Copy the records word for word, from the first line through the line that contains "1308, 2391, 1332]".

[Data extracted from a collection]
+ + + + + + +

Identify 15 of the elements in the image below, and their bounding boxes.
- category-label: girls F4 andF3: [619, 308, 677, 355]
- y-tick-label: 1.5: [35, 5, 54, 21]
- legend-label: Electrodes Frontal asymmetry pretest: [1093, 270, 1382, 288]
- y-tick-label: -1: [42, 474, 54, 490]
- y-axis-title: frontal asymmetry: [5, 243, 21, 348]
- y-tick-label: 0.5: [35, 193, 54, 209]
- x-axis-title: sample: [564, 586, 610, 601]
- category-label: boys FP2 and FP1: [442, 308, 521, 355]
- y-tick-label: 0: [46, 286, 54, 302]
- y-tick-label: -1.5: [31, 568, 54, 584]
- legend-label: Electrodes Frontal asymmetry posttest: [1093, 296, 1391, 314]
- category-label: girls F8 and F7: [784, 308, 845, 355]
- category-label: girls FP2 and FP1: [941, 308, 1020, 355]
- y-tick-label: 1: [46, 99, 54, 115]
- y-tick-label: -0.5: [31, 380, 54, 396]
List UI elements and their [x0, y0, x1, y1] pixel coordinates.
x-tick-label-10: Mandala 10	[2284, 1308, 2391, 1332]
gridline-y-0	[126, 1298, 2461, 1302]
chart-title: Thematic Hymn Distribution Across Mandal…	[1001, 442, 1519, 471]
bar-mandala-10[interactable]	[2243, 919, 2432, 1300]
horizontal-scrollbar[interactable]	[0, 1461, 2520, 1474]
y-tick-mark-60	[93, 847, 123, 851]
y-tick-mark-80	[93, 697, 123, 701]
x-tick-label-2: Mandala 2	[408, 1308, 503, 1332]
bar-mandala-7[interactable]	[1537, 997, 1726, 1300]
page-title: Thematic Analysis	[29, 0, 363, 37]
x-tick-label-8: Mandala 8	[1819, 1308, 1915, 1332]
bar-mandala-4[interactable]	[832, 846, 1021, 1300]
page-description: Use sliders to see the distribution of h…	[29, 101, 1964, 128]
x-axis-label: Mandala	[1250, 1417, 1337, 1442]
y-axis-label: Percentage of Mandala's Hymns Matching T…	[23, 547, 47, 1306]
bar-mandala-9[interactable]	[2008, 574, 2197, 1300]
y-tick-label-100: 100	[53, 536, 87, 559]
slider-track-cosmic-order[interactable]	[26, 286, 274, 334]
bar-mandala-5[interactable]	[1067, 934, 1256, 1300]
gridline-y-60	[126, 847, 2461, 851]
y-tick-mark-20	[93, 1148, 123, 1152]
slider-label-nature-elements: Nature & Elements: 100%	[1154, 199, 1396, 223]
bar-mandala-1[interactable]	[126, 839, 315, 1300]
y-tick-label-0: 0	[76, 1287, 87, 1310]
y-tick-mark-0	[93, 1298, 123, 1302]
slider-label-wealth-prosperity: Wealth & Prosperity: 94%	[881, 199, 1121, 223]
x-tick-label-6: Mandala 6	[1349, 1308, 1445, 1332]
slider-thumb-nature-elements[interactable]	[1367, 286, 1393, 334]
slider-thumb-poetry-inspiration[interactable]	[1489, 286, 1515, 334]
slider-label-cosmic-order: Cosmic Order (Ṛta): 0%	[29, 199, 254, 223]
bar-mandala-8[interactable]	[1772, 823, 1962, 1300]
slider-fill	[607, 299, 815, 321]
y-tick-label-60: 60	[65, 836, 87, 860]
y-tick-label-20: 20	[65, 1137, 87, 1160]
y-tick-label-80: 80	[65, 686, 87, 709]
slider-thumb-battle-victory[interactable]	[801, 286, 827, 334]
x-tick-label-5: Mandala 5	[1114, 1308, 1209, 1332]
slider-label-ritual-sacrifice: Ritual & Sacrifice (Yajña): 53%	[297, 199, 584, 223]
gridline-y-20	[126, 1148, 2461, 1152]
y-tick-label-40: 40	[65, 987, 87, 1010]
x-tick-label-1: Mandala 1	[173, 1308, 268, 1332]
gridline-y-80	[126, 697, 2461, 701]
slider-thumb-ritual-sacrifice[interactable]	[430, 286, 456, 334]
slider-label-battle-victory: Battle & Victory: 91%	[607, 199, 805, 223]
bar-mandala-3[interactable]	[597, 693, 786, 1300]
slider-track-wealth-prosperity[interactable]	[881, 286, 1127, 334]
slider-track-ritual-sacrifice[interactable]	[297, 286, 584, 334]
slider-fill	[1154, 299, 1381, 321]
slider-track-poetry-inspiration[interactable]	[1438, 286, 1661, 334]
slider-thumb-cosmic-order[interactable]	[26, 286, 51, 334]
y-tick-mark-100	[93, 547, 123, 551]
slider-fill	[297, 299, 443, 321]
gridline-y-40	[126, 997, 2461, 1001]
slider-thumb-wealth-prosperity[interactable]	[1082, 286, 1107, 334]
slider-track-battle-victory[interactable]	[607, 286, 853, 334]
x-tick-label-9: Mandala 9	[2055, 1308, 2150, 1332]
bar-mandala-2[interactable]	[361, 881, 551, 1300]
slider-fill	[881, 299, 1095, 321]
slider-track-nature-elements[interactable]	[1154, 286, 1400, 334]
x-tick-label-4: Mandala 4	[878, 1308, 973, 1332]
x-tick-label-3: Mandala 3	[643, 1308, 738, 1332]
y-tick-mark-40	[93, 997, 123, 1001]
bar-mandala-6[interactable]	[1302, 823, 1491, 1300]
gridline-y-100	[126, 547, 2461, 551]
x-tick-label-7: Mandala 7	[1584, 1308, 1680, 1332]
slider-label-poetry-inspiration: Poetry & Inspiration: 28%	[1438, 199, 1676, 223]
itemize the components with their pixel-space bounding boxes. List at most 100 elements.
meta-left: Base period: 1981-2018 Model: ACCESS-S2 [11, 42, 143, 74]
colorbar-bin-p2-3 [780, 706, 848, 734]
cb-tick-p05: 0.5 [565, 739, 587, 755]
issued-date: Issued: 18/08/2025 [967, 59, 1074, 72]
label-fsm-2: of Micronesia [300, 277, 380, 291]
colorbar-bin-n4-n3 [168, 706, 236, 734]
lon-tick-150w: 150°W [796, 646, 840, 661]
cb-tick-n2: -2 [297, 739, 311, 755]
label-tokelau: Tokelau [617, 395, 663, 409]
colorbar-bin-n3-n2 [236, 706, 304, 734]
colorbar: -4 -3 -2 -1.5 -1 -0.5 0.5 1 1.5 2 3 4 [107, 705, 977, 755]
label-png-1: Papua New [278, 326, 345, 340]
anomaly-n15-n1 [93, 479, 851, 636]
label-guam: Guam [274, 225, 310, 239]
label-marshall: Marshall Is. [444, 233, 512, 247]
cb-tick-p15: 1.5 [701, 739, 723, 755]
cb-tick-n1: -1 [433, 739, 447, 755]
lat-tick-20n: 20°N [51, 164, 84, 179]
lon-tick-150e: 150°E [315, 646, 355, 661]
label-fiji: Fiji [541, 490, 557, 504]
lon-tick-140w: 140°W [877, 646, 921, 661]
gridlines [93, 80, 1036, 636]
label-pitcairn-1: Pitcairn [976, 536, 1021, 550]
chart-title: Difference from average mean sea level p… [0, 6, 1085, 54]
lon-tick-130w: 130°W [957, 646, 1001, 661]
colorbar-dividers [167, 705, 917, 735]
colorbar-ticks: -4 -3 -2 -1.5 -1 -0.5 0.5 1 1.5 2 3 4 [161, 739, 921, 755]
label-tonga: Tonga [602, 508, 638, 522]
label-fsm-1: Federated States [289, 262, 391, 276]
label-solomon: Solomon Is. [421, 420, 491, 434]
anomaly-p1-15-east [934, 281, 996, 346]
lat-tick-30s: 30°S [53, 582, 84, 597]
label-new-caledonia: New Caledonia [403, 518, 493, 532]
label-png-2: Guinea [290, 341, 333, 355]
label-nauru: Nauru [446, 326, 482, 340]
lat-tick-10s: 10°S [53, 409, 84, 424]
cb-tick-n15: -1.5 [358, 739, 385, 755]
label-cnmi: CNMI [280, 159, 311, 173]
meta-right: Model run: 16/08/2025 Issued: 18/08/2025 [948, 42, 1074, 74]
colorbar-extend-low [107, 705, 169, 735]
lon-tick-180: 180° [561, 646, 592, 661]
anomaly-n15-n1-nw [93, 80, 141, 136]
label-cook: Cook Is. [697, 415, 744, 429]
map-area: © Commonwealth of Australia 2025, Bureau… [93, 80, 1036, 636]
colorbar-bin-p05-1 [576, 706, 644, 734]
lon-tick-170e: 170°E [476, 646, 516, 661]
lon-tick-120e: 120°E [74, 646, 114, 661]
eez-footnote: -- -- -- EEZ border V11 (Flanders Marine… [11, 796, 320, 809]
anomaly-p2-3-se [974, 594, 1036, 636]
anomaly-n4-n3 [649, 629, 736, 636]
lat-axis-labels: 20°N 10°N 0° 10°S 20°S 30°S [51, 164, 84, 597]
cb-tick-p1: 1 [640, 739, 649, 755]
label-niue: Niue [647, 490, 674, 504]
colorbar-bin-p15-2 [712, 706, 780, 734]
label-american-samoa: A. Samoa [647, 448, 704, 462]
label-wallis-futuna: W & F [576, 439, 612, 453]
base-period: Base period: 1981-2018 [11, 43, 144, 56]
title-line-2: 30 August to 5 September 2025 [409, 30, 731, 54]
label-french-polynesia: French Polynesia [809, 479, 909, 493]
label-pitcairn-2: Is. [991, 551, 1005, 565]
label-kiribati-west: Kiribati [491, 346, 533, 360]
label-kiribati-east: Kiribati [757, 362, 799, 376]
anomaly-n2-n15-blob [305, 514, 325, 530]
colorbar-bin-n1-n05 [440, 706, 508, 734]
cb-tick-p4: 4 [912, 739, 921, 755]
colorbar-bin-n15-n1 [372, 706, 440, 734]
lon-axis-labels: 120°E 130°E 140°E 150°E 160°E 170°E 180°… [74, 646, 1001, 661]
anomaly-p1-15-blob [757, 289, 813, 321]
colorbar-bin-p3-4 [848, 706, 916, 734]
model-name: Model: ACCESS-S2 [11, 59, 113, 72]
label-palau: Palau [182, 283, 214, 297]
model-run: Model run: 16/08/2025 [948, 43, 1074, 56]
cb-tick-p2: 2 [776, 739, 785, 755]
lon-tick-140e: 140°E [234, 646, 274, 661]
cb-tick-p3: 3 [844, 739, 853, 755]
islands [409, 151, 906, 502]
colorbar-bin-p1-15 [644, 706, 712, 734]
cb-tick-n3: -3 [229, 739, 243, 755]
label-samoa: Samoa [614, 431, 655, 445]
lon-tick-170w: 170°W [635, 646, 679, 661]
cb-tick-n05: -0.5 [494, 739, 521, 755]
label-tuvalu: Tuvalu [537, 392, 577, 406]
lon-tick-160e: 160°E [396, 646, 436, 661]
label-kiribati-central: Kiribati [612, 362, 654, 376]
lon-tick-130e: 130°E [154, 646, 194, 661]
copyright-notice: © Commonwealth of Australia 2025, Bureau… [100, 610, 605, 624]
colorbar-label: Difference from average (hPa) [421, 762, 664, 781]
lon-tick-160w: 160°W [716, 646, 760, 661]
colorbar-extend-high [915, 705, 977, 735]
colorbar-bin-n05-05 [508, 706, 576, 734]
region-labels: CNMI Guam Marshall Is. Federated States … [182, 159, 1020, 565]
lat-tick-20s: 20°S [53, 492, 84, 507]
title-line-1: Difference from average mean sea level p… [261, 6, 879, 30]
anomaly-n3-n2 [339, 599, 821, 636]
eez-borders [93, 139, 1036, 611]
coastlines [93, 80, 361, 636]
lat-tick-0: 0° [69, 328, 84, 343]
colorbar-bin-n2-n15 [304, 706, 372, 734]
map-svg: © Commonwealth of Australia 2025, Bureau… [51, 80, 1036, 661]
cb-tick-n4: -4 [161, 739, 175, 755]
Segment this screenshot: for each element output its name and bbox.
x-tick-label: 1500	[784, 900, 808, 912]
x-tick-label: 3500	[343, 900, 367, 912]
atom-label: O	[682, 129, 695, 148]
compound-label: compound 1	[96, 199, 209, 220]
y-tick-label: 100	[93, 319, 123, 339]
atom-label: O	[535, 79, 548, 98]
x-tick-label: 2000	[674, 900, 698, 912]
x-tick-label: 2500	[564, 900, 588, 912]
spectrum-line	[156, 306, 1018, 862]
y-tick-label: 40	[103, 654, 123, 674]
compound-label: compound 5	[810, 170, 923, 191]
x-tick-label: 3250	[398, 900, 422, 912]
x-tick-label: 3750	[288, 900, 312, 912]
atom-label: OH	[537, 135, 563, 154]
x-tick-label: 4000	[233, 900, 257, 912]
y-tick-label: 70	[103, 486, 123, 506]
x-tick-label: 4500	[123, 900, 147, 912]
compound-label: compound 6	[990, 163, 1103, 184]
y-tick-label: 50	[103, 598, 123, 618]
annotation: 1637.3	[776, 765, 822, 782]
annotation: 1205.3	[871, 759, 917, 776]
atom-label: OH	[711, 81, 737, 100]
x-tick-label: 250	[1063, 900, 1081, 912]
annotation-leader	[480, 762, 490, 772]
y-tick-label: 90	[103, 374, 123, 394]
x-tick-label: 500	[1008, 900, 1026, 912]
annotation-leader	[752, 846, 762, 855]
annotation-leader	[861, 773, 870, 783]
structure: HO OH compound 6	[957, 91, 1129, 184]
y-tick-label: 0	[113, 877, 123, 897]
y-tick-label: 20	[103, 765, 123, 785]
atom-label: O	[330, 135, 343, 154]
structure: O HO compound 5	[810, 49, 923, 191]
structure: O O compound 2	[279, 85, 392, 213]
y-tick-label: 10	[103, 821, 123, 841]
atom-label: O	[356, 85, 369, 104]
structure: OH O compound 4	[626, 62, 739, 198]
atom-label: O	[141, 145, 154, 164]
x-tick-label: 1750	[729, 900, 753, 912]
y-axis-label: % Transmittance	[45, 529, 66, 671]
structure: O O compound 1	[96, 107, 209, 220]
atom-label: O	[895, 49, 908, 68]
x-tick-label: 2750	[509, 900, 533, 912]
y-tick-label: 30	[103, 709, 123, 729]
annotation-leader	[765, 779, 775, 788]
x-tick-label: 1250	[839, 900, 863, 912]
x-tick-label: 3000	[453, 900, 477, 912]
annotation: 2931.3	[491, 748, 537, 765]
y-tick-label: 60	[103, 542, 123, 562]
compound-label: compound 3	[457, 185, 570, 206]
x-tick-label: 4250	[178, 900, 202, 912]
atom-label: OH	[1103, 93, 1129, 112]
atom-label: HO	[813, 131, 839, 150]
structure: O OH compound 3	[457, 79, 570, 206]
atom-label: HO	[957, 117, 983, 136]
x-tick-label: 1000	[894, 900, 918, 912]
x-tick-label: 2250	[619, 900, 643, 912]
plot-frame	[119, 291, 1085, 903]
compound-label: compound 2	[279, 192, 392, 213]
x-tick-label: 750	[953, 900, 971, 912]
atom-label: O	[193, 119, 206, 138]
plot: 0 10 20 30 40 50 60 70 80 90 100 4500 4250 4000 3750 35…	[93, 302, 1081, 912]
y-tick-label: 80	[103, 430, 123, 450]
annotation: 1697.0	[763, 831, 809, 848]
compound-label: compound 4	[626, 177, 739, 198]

+ + + + + + +

Exercise answer ▸
Identify 15 of the elements in the image below, and their bounding boxes.
- category-label: girls F4 andF3: [619, 308, 677, 355]
- y-tick-label: 1.5: [35, 5, 54, 21]
- legend-label: Electrodes Frontal asymmetry pretest: [1093, 270, 1382, 288]
- y-tick-label: -1: [42, 474, 54, 490]
- y-axis-title: frontal asymmetry: [5, 243, 21, 348]
- y-tick-label: 0.5: [35, 193, 54, 209]
- x-axis-title: sample: [564, 586, 610, 601]
- category-label: boys FP2 and FP1: [442, 308, 521, 355]
- y-tick-label: 0: [46, 286, 54, 302]
- y-tick-label: -1.5: [31, 568, 54, 584]
- legend-label: Electrodes Frontal asymmetry posttest: [1093, 296, 1391, 314]
- category-label: girls F8 and F7: [784, 308, 845, 355]
- category-label: girls FP2 and FP1: [941, 308, 1020, 355]
- y-tick-label: 1: [46, 99, 54, 115]
- y-tick-label: -0.5: [31, 380, 54, 396]
List UI elements and their [x0, y0, x1, y1] pixel coordinates.
x-tick-label-10: Mandala 10	[2284, 1308, 2391, 1332]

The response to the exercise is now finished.